In this exercise, return the whole listing exactly, excluding any images.

#### [Given records]
--------

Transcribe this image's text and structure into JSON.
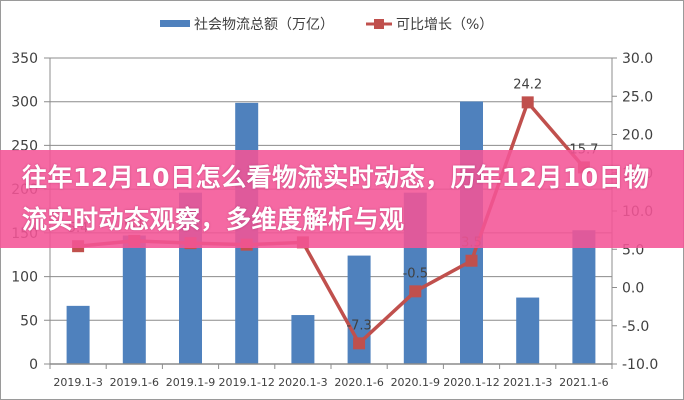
{
  "overlay": {
    "title": "往年12月10日怎么看物流实时动态，历年12月10日物流实时动态观察，多维度解析与观"
  },
  "colors": {
    "bar": "#4f81bd",
    "line": "#c0504d",
    "overlay": "#f45496",
    "grid": "#8c8c8c"
  },
  "chart_data": {
    "type": "bar",
    "title": "",
    "xlabel": "",
    "ylabel": "",
    "y2label": "",
    "categories": [
      "2019.1-3",
      "2019.1-6",
      "2019.1-9",
      "2019.1-12",
      "2020.1-3",
      "2020.1-6",
      "2020.1-9",
      "2020.1-12",
      "2021.1-3",
      "2021.1-6"
    ],
    "series": [
      {
        "name": "社会物流总额（万亿）",
        "type": "bar",
        "axis": "left",
        "values": [
          66.5,
          147,
          196,
          298.7,
          56,
          124,
          196,
          300.3,
          76,
          153
        ]
      },
      {
        "name": "可比增长（%）",
        "type": "line",
        "axis": "right",
        "values": [
          5.4,
          6.1,
          5.8,
          5.6,
          5.9,
          -7.3,
          -0.5,
          3.5,
          24.2,
          15.7
        ],
        "labels": [
          "5.4",
          "6.1",
          "",
          "",
          "",
          "-7.3",
          "-0.5",
          "3.5",
          "24.2",
          "15.7"
        ]
      }
    ],
    "ylim": [
      0,
      350
    ],
    "y2lim": [
      -10,
      30
    ],
    "yticks": [
      "0",
      "50",
      "100",
      "150",
      "200",
      "250",
      "300",
      "350"
    ],
    "y2ticks": [
      "-10.0",
      "-5.0",
      "0.0",
      "5.0",
      "10.0",
      "15.0",
      "20.0",
      "25.0",
      "30.0"
    ],
    "legend": {
      "position": "top",
      "entries": [
        "社会物流总额（万亿）",
        "可比增长（%）"
      ]
    },
    "grid": true
  }
}
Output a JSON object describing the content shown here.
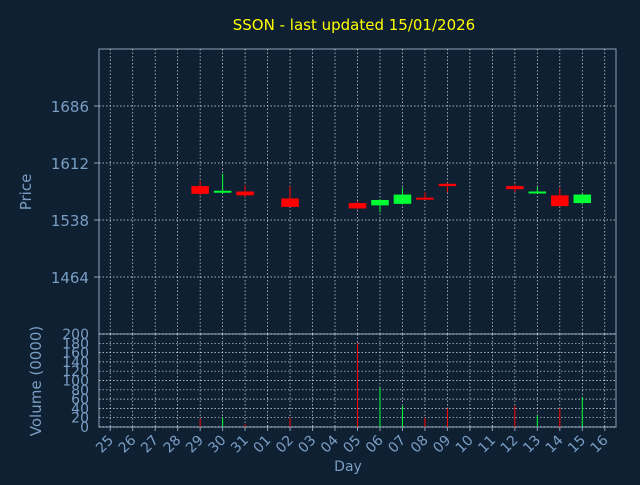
{
  "title": "SSON - last updated 15/01/2026",
  "colors": {
    "background": "#0f2033",
    "title": "#ffff00",
    "axis_text": "#7a9ec4",
    "grid": "#ffffff",
    "up": "#00ff33",
    "down": "#ff0000"
  },
  "chart_data": [
    {
      "type": "candlestick",
      "ylabel": "Price",
      "ylim": [
        1390,
        1760
      ],
      "yticks": [
        1464,
        1538,
        1612,
        1686
      ],
      "grid": true,
      "x": [
        "25",
        "26",
        "27",
        "28",
        "29",
        "30",
        "31",
        "01",
        "02",
        "03",
        "04",
        "05",
        "06",
        "07",
        "08",
        "09",
        "10",
        "11",
        "12",
        "13",
        "14",
        "15",
        "16"
      ],
      "candles": [
        {
          "x": "29",
          "open": 1582,
          "close": 1572,
          "high": 1589,
          "low": 1570
        },
        {
          "x": "30",
          "open": 1574,
          "close": 1576,
          "high": 1598,
          "low": 1572
        },
        {
          "x": "31",
          "open": 1575,
          "close": 1570,
          "high": 1583,
          "low": 1568
        },
        {
          "x": "02",
          "open": 1566,
          "close": 1555,
          "high": 1582,
          "low": 1555
        },
        {
          "x": "05",
          "open": 1560,
          "close": 1553,
          "high": 1562,
          "low": 1552
        },
        {
          "x": "06",
          "open": 1557,
          "close": 1564,
          "high": 1565,
          "low": 1548
        },
        {
          "x": "07",
          "open": 1559,
          "close": 1571,
          "high": 1580,
          "low": 1558
        },
        {
          "x": "08",
          "open": 1567,
          "close": 1566,
          "high": 1574,
          "low": 1564
        },
        {
          "x": "09",
          "open": 1585,
          "close": 1582,
          "high": 1586,
          "low": 1574
        },
        {
          "x": "12",
          "open": 1582,
          "close": 1578,
          "high": 1584,
          "low": 1574
        },
        {
          "x": "13",
          "open": 1573,
          "close": 1575,
          "high": 1581,
          "low": 1573
        },
        {
          "x": "14",
          "open": 1570,
          "close": 1556,
          "high": 1580,
          "low": 1556
        },
        {
          "x": "15",
          "open": 1560,
          "close": 1571,
          "high": 1572,
          "low": 1558
        }
      ]
    },
    {
      "type": "bar",
      "xlabel": "Day",
      "ylabel": "Volume (0000)",
      "ylim": [
        0,
        200
      ],
      "yticks": [
        0,
        20,
        40,
        60,
        80,
        100,
        120,
        140,
        160,
        180,
        200
      ],
      "grid": true,
      "x": [
        "25",
        "26",
        "27",
        "28",
        "29",
        "30",
        "31",
        "01",
        "02",
        "03",
        "04",
        "05",
        "06",
        "07",
        "08",
        "09",
        "10",
        "11",
        "12",
        "13",
        "14",
        "15",
        "16"
      ],
      "bars": [
        {
          "x": "29",
          "value": 18,
          "direction": "down"
        },
        {
          "x": "30",
          "value": 20,
          "direction": "up"
        },
        {
          "x": "31",
          "value": 6,
          "direction": "down"
        },
        {
          "x": "02",
          "value": 20,
          "direction": "down"
        },
        {
          "x": "05",
          "value": 180,
          "direction": "down"
        },
        {
          "x": "06",
          "value": 85,
          "direction": "up"
        },
        {
          "x": "07",
          "value": 45,
          "direction": "up"
        },
        {
          "x": "08",
          "value": 20,
          "direction": "down"
        },
        {
          "x": "09",
          "value": 40,
          "direction": "down"
        },
        {
          "x": "12",
          "value": 45,
          "direction": "down"
        },
        {
          "x": "13",
          "value": 25,
          "direction": "up"
        },
        {
          "x": "14",
          "value": 40,
          "direction": "down"
        },
        {
          "x": "15",
          "value": 65,
          "direction": "up"
        }
      ]
    }
  ]
}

--------

#### [Answer to this task]
Transcribe this image's text and structure into JSON.
{
  "overlay": {
    "title": "往年12月10日怎么看物流实时动态，历年12月10日物流实时动态观察，多维度解析与观"
  },
  "colors": {
    "bar": "#4f81bd",
    "line": "#c0504d",
    "overlay": "#f45496",
    "grid": "#8c8c8c"
  },
  "chart_data": {
    "type": "bar",
    "title": "",
    "xlabel": "",
    "ylabel": "",
    "y2label": "",
    "categories": [
      "2019.1-3",
      "2019.1-6",
      "2019.1-9",
      "2019.1-12",
      "2020.1-3",
      "2020.1-6",
      "2020.1-9",
      "2020.1-12",
      "2021.1-3",
      "2021.1-6"
    ],
    "series": [
      {
        "name": "社会物流总额（万亿）",
        "type": "bar",
        "axis": "left",
        "values": [
          66.5,
          147,
          196,
          298.7,
          56,
          124,
          196,
          300.3,
          76,
          153
        ]
      },
      {
        "name": "可比增长（%）",
        "type": "line",
        "axis": "right",
        "values": [
          5.4,
          6.1,
          5.8,
          5.6,
          5.9,
          -7.3,
          -0.5,
          3.5,
          24.2,
          15.7
        ],
        "labels": [
          "5.4",
          "6.1",
          "",
          "",
          "",
          "-7.3",
          "-0.5",
          "3.5",
          "24.2",
          "15.7"
        ]
      }
    ],
    "ylim": [
      0,
      350
    ],
    "y2lim": [
      -10,
      30
    ],
    "yticks": [
      "0",
      "50",
      "100",
      "150",
      "200",
      "250",
      "300",
      "350"
    ],
    "y2ticks": [
      "-10.0",
      "-5.0",
      "0.0",
      "5.0",
      "10.0",
      "15.0",
      "20.0",
      "25.0",
      "30.0"
    ],
    "legend": {
      "position": "top",
      "entries": [
        "社会物流总额（万亿）",
        "可比增长（%）"
      ]
    },
    "grid": true
  }
}
Output a JSON object describing the content shown here.
{
  "title": "SSON - last updated 15/01/2026",
  "colors": {
    "background": "#0f2033",
    "title": "#ffff00",
    "axis_text": "#7a9ec4",
    "grid": "#ffffff",
    "up": "#00ff33",
    "down": "#ff0000"
  },
  "chart_data": [
    {
      "type": "candlestick",
      "ylabel": "Price",
      "ylim": [
        1390,
        1760
      ],
      "yticks": [
        1464,
        1538,
        1612,
        1686
      ],
      "grid": true,
      "x": [
        "25",
        "26",
        "27",
        "28",
        "29",
        "30",
        "31",
        "01",
        "02",
        "03",
        "04",
        "05",
        "06",
        "07",
        "08",
        "09",
        "10",
        "11",
        "12",
        "13",
        "14",
        "15",
        "16"
      ],
      "candles": [
        {
          "x": "29",
          "open": 1582,
          "close": 1572,
          "high": 1589,
          "low": 1570
        },
        {
          "x": "30",
          "open": 1574,
          "close": 1576,
          "high": 1598,
          "low": 1572
        },
        {
          "x": "31",
          "open": 1575,
          "close": 1570,
          "high": 1583,
          "low": 1568
        },
        {
          "x": "02",
          "open": 1566,
          "close": 1555,
          "high": 1582,
          "low": 1555
        },
        {
          "x": "05",
          "open": 1560,
          "close": 1553,
          "high": 1562,
          "low": 1552
        },
        {
          "x": "06",
          "open": 1557,
          "close": 1564,
          "high": 1565,
          "low": 1548
        },
        {
          "x": "07",
          "open": 1559,
          "close": 1571,
          "high": 1580,
          "low": 1558
        },
        {
          "x": "08",
          "open": 1567,
          "close": 1566,
          "high": 1574,
          "low": 1564
        },
        {
          "x": "09",
          "open": 1585,
          "close": 1582,
          "high": 1586,
          "low": 1574
        },
        {
          "x": "12",
          "open": 1582,
          "close": 1578,
          "high": 1584,
          "low": 1574
        },
        {
          "x": "13",
          "open": 1573,
          "close": 1575,
          "high": 1581,
          "low": 1573
        },
        {
          "x": "14",
          "open": 1570,
          "close": 1556,
          "high": 1580,
          "low": 1556
        },
        {
          "x": "15",
          "open": 1560,
          "close": 1571,
          "high": 1572,
          "low": 1558
        }
      ]
    },
    {
      "type": "bar",
      "xlabel": "Day",
      "ylabel": "Volume (0000)",
      "ylim": [
        0,
        200
      ],
      "yticks": [
        0,
        20,
        40,
        60,
        80,
        100,
        120,
        140,
        160,
        180,
        200
      ],
      "grid": true,
      "x": [
        "25",
        "26",
        "27",
        "28",
        "29",
        "30",
        "31",
        "01",
        "02",
        "03",
        "04",
        "05",
        "06",
        "07",
        "08",
        "09",
        "10",
        "11",
        "12",
        "13",
        "14",
        "15",
        "16"
      ],
      "bars": [
        {
          "x": "29",
          "value": 18,
          "direction": "down"
        },
        {
          "x": "30",
          "value": 20,
          "direction": "up"
        },
        {
          "x": "31",
          "value": 6,
          "direction": "down"
        },
        {
          "x": "02",
          "value": 20,
          "direction": "down"
        },
        {
          "x": "05",
          "value": 180,
          "direction": "down"
        },
        {
          "x": "06",
          "value": 85,
          "direction": "up"
        },
        {
          "x": "07",
          "value": 45,
          "direction": "up"
        },
        {
          "x": "08",
          "value": 20,
          "direction": "down"
        },
        {
          "x": "09",
          "value": 40,
          "direction": "down"
        },
        {
          "x": "12",
          "value": 45,
          "direction": "down"
        },
        {
          "x": "13",
          "value": 25,
          "direction": "up"
        },
        {
          "x": "14",
          "value": 40,
          "direction": "down"
        },
        {
          "x": "15",
          "value": 65,
          "direction": "up"
        }
      ]
    }
  ]
}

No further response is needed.